:: Raw records

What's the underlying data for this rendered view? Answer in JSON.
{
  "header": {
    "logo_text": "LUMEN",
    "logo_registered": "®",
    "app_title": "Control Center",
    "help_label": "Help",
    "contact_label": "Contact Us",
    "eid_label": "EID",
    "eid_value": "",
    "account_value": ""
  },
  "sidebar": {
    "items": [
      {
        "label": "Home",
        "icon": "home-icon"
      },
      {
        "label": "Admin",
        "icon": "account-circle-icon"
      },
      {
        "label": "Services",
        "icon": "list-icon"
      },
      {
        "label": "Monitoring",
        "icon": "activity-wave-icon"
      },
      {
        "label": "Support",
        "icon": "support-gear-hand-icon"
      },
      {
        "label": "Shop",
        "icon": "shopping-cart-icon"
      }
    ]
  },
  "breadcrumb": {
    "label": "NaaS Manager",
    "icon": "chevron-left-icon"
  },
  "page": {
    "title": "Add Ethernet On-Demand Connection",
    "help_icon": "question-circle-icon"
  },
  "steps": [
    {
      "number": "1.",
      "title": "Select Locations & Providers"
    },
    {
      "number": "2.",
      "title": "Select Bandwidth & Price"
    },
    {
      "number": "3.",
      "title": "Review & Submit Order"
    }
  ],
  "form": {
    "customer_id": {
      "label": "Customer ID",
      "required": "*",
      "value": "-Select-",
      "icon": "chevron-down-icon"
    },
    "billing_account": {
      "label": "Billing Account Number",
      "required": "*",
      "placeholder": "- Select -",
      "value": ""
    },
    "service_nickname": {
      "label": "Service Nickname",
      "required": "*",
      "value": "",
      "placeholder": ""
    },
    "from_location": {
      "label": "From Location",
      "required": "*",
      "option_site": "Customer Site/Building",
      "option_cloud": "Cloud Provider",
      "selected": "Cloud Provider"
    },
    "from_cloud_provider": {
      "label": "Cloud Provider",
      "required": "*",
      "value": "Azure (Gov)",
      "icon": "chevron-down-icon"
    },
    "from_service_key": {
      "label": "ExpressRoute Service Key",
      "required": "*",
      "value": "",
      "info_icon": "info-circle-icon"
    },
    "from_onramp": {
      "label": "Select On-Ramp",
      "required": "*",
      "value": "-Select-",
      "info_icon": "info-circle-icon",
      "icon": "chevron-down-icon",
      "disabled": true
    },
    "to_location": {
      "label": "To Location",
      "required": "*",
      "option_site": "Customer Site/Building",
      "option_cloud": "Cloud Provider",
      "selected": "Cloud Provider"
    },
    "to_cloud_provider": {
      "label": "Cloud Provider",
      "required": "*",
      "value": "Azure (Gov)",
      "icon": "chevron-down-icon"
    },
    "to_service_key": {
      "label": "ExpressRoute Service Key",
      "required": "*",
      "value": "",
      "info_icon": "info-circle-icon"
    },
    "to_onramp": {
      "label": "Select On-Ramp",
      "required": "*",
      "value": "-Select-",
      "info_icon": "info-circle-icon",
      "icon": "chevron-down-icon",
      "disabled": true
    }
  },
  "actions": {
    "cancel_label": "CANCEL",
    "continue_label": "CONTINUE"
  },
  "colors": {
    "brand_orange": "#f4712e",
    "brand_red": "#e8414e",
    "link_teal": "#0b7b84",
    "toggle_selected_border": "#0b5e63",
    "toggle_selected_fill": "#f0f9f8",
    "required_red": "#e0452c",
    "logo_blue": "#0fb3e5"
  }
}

::::
:: Raw records

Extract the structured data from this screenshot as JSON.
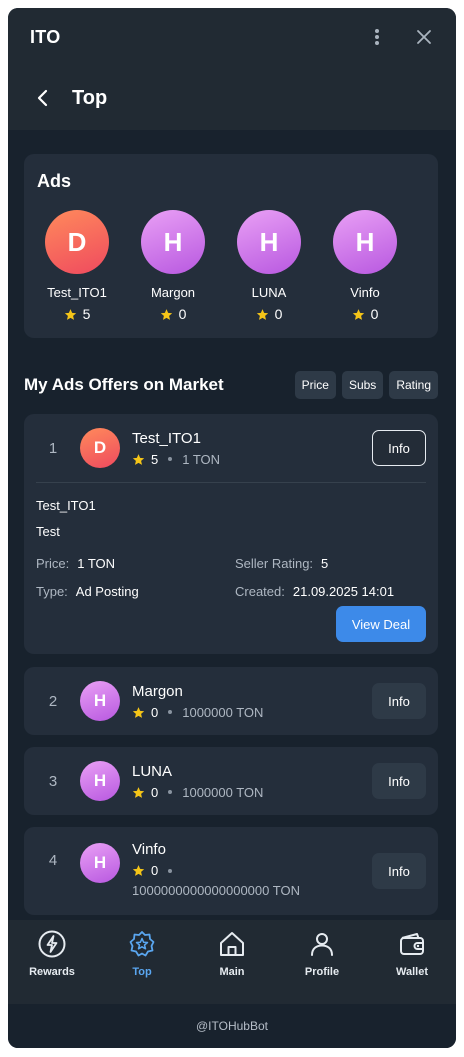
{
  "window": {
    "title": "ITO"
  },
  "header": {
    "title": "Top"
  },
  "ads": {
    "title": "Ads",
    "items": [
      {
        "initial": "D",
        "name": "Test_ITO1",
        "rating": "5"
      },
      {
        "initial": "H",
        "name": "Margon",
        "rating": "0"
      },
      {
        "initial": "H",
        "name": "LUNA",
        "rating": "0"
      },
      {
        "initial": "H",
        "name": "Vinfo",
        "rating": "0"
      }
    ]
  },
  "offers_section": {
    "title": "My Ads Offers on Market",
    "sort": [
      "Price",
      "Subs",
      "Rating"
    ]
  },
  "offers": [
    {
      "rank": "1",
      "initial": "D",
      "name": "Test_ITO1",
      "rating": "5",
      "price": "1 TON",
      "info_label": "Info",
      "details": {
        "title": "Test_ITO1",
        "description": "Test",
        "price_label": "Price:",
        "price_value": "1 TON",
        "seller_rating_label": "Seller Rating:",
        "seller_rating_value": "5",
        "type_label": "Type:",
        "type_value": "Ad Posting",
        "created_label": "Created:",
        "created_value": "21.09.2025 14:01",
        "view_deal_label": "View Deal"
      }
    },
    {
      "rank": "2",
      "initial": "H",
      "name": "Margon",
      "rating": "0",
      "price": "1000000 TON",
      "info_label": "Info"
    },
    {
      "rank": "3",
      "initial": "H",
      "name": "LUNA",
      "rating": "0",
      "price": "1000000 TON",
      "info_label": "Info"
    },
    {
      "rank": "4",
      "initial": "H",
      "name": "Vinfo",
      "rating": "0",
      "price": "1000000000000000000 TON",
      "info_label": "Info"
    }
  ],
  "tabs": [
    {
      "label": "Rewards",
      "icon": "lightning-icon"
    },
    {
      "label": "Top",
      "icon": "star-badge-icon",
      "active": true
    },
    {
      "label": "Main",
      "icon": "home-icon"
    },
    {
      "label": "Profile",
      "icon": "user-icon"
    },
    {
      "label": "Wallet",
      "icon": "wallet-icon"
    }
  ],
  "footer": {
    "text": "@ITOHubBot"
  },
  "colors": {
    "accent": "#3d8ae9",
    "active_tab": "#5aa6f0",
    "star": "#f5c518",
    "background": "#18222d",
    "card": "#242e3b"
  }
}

::::

Identify and copy the lines holding the word "JSON".

What's the underlying data for this rendered view? Answer in JSON.
Extract the structured data from this screenshot as JSON.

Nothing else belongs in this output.